Written request.
Which lines in the material below contain the word "this"? Gather every one of them and copy each line in full.

--- start ---

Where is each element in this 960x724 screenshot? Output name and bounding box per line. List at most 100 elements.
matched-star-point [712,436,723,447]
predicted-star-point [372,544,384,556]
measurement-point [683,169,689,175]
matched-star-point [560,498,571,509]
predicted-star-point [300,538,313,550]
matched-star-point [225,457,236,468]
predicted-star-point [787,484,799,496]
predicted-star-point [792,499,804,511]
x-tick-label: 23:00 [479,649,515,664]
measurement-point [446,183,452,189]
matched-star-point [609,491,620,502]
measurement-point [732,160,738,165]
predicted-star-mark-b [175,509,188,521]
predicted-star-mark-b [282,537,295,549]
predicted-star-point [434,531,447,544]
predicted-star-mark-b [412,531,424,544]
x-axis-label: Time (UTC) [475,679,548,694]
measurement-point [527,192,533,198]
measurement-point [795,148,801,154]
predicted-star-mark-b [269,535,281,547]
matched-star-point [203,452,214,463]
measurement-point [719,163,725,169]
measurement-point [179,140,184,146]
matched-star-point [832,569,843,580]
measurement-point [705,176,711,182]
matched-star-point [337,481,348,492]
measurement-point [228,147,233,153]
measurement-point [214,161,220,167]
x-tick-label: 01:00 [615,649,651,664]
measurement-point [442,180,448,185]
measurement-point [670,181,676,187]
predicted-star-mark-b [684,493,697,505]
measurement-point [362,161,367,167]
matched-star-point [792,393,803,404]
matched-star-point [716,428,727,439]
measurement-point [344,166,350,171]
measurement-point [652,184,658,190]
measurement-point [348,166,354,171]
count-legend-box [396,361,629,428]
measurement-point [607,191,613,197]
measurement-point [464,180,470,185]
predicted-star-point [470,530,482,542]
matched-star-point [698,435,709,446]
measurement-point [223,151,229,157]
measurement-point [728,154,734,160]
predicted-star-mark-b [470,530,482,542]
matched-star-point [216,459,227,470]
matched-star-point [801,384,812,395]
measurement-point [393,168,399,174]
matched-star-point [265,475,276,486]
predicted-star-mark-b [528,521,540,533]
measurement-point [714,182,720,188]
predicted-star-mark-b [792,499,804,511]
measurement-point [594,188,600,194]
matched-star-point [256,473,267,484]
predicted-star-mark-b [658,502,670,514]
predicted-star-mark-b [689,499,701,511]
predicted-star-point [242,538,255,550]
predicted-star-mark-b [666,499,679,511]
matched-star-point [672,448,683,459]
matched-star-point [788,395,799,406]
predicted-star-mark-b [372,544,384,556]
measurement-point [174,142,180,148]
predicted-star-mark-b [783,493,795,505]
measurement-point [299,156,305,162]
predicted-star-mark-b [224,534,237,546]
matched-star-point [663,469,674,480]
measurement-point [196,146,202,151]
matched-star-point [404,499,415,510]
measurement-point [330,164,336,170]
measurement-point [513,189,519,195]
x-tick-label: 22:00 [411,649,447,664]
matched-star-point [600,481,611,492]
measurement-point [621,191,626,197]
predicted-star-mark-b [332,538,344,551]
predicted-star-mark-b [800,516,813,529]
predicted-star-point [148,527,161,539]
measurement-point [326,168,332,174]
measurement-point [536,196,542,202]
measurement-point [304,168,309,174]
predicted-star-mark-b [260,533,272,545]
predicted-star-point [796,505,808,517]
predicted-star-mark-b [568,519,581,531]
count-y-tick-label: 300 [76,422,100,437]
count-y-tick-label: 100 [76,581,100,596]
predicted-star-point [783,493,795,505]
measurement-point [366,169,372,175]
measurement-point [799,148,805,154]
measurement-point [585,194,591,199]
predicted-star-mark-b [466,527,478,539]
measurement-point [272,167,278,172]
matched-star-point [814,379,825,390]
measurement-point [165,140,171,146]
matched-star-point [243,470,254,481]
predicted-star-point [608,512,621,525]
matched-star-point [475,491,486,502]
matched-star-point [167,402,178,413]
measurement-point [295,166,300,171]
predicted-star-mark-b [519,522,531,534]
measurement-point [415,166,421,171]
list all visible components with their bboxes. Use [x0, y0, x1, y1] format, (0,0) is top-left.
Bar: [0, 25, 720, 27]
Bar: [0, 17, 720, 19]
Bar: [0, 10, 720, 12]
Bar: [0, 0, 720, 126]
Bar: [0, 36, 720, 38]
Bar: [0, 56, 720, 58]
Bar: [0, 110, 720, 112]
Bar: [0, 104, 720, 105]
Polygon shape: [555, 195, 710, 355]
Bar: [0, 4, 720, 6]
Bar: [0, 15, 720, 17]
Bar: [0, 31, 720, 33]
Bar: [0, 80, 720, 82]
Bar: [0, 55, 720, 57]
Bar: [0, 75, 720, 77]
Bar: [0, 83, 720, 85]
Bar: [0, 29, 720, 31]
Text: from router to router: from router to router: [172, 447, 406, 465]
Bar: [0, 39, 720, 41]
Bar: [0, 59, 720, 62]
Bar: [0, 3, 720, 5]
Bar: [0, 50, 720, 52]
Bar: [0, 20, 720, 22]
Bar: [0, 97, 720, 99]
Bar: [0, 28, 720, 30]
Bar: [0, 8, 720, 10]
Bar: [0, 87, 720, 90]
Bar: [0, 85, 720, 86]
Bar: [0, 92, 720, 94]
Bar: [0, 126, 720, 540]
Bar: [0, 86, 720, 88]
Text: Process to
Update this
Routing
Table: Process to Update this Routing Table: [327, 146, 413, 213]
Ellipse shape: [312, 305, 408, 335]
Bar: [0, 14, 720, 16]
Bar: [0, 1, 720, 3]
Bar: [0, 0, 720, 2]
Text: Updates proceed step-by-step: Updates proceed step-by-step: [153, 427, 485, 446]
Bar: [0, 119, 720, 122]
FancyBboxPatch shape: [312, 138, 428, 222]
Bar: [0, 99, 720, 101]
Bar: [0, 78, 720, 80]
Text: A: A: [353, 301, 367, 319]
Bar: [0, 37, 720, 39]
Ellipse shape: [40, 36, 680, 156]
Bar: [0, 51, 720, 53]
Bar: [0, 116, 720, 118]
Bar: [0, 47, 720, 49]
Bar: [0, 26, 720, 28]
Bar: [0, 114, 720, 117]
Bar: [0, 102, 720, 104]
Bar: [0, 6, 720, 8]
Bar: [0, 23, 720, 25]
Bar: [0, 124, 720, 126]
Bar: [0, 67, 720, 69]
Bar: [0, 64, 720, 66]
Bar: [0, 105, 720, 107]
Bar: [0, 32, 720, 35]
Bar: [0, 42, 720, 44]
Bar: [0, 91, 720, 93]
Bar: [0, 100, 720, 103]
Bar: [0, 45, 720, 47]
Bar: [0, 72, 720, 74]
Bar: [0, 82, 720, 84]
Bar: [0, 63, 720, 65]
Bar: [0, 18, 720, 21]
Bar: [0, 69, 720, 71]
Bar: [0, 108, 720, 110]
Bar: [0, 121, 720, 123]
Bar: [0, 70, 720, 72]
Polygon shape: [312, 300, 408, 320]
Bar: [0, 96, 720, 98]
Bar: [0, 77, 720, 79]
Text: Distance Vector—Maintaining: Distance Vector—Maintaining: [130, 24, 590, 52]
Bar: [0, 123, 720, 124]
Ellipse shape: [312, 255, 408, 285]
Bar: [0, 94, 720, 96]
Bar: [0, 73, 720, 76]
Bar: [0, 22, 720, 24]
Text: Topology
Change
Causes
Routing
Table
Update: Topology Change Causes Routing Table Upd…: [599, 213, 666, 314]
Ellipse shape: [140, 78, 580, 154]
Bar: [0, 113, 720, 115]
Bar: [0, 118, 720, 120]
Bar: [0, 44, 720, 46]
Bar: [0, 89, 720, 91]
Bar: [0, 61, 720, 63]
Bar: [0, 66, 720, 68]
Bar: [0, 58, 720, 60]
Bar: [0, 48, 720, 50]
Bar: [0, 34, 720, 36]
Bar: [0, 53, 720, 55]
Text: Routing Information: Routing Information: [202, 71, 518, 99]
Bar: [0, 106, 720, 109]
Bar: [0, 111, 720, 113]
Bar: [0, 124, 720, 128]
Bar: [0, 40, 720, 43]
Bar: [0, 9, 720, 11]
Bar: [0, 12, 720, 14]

--- end ---

Completed task.
Where is each element in this 960x724 screenshot? Output name and bounding box per line. List at most 100 elements.
Update this
Table: Process to Update this Routing Table: [327, 146, 413, 213]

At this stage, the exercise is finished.